*Task prompt*: Go through the records underneath and write each one out again exactly.

------------------------------------------------

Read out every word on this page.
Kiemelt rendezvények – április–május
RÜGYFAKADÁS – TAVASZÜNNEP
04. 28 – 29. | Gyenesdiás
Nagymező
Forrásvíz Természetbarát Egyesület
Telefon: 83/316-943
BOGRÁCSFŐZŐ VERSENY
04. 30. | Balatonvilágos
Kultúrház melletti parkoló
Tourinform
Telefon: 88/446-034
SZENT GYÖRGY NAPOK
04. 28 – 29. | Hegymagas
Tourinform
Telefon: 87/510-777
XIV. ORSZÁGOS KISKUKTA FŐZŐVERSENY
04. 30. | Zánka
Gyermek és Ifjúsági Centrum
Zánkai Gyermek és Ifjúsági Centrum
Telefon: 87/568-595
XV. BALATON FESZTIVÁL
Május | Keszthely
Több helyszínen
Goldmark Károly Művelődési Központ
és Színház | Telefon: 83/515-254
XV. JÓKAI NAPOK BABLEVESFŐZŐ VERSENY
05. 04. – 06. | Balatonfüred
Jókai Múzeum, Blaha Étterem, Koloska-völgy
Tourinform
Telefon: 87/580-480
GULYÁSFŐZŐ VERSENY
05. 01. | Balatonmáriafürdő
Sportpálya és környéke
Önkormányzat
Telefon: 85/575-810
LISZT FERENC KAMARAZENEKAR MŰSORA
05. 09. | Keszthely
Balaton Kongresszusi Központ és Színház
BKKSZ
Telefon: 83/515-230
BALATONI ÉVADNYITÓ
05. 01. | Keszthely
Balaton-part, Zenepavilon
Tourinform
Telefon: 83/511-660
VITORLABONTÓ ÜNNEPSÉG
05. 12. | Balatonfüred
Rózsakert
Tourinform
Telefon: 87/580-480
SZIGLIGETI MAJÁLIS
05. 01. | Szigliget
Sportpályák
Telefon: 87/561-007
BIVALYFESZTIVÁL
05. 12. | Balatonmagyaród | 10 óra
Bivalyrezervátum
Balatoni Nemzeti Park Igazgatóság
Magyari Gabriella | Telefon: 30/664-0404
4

------------------------------------------------

*Exercise solution*:
Read out every word on this page.
Kiemelt rendezvények – április–május
RÜGYFAKADÁS – TAVASZÜNNEP
04. 28 – 29. | Gyenesdiás
Nagymező
Forrásvíz Természetbarát Egyesület
Telefon: 83/316-943
BOGRÁCSFŐZŐ VERSENY
04. 30. | Balatonvilágos
Kultúrház melletti parkoló
Tourinform
Telefon: 88/446-034
SZENT GYÖRGY NAPOK
04. 28 – 29. | Hegymagas
Tourinform
Telefon: 87/510-777
XIV. ORSZÁGOS KISKUKTA FŐZŐVERSENY
04. 30. | Zánka
Gyermek és Ifjúsági Centrum
Zánkai Gyermek és Ifjúsági Centrum
Telefon: 87/568-595
XV. BALATON FESZTIVÁL
Május | Keszthely
Több helyszínen
Goldmark Károly Művelődési Központ
és Színház | Telefon: 83/515-254
XV. JÓKAI NAPOK BABLEVESFŐZŐ VERSENY
05. 04. – 06. | Balatonfüred
Jókai Múzeum, Blaha Étterem, Koloska-völgy
Tourinform
Telefon: 87/580-480
GULYÁSFŐZŐ VERSENY
05. 01. | Balatonmáriafürdő
Sportpálya és környéke
Önkormányzat
Telefon: 85/575-810
LISZT FERENC KAMARAZENEKAR MŰSORA
05. 09. | Keszthely
Balaton Kongresszusi Központ és Színház
BKKSZ
Telefon: 83/515-230
BALATONI ÉVADNYITÓ
05. 01. | Keszthely
Balaton-part, Zenepavilon
Tourinform
Telefon: 83/511-660
VITORLABONTÓ ÜNNEPSÉG
05. 12. | Balatonfüred
Rózsakert
Tourinform
Telefon: 87/580-480
SZIGLIGETI MAJÁLIS
05. 01. | Szigliget
Sportpályák
Telefon: 87/561-007
BIVALYFESZTIVÁL
05. 12. | Balatonmagyaród | 10 óra
Bivalyrezervátum
Balatoni Nemzeti Park Igazgatóság
Magyari Gabriella | Telefon: 30/664-0404
4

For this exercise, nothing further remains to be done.